He became obsessed with Hitchcock. You can especially see that in the documentary De Palma, by Noah Baumbach. He is constantly referring to him. He was entranced by the way Hitchcock told the story, the cinematic language; the camera moves, the use of color, the way it was lit, the way it was cut. It fascinated him. He bailed on his engineering career and decided to follow his passion.
He enrolled at Sarah Lawrence College as a graduate student in their theater department and began digging deeper into Hitchock, the Maysles Brothers, Antonioni, Godard, and even Warhol — all of which inspired him to begin applying the lessons to his own short and independent films.
In his post-college years, he paid the bills by making small films and documentaries. He made one about an art exhibit for MOMA, another for the NAACP, and even one for the Treasury Department.
He eventually graduated to feature films and his first success to be noticed by Hollywood was the 1968 underground comedy Greetings starring a young Robert De Niro. It was about young men trying to avoid the Vietnam War, an issue De Palma was dealing with in real life. He would end up telling the recruiters he was a communist with homosexual thoughts in order to dodge the draft.

WHAT THIS EXERCISE ASKS:
1. In the passage about De Palma's early career, where did he enroll as a graduate student?
2. Write out the passage about De Palma's early career word for word from "He enrolled at" to "dodge the draft.".
3. Extend the passage about De Palma's early career, picking up after its final sentence.

DATA LINES:
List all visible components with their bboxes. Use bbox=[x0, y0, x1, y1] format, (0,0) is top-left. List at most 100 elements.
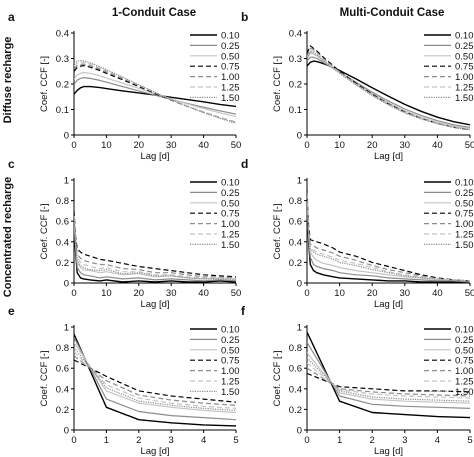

RESULTS OF THE TASKS:
1. He enrolled at Sarah Lawrence College, in its theater department.

2.
He enrolled at Sarah Lawrence College as a graduate student in their theater department and began digging deeper into Hitchock, the Maysles Brothers, Antonioni, Godard, and even Warhol — all of which inspired him to begin applying the lessons to his own short and independent films.
In his post-college years, he paid the bills by making small films and documentaries. He made one about an art exhibit for MOMA, another for the NAACP, and even one for the Treasury Department.
He eventually graduated to feature films and his first success to be noticed by Hollywood was the 1968 underground comedy Greetings starring a young Robert De Niro. It was about young men trying to avoid the Vietnam War, an issue De Palma was dealing with in real life. He would end up telling the recruiters he was a communist with homosexual thoughts in order to dodge the draft.

3.
Greetings has a special place in the history of cinema. In 1968, the Motion Picture Association of America established the ratings system and Greetings was the first picture to ever receive an X.
The success of Greetings got him invited to Hollywood where he would truly begin his career. While having his fair share of difficulties dealing with the studio system it would be during this time that he would find his place as a member of the most legendary group of American filmmakers there ever was or will be: The Movie Brats. George Lucas, John Carpenter, Martin Scorsese, Peter Bogdanovich, Steven Spielburg, Paul Schrader, David Lynch, Wes Craven, James Cameron, Joe Dante, Ron Howard, John Sayles, Robert Altman, Francis Ford Coppola, John Cassavetes, and Jonathan Demme were just a few of the names to come out of this decade of filmmaking genius.
De Palma would spend his entire career fighting against the ratings system. All of his movies are loaded with sex and violence. There is a reason this is Tarantino’s hero. However, it is what lies beneath this blood-soaked crowd-pleasing surface that makes Palma such a legend.
De Palma is a master of the build up. He relishes the moments before the action. If you have ever seen one of his movies you will know what I am talking about; the moments before Carrie takes over the dance, Tony Montana shoots it out in the mansion, or Agent Elliot Ness chases the baby carriage down the stairs.
He is a brilliant visual artist. He is famous for his iconic set pieces and despises the traditional shooting strategies. He never simply shoots coverage; wide shots, medium shots, close ups. He searches for the most meaningful, impactful, and cutting edge ways to make each and every shot in a scene.
He was a bold and unapologetic storyteller who explored the realities of war, violence, helplessness, the thrills of voyeurism, and the consequences of oppression throughout his films.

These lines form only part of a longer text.